Lines containing the string "content" are to be counted. Write only how many there are.

----

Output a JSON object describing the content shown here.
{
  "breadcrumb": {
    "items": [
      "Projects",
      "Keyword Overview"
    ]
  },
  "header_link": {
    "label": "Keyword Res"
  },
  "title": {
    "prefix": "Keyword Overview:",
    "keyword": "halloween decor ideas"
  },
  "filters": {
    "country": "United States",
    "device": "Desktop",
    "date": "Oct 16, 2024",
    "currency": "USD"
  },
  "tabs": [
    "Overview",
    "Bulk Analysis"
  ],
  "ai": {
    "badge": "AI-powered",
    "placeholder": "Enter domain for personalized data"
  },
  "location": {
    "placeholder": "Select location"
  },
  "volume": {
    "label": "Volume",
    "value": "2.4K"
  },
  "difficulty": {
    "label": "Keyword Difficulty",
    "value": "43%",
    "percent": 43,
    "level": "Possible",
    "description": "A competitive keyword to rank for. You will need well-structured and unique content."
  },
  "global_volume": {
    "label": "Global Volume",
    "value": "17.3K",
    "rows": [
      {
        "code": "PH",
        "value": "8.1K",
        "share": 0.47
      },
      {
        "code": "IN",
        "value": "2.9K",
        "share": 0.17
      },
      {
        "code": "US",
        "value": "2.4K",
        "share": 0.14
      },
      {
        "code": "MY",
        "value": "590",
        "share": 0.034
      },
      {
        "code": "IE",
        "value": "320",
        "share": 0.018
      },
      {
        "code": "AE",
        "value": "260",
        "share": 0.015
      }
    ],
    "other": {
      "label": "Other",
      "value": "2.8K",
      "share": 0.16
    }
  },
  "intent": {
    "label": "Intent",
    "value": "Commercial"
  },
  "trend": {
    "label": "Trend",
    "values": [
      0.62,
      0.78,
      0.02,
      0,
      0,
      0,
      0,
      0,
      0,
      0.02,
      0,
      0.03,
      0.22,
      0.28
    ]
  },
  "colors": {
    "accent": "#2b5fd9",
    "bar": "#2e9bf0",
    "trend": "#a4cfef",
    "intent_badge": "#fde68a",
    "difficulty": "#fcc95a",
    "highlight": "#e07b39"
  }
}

----

RESPONSE - 2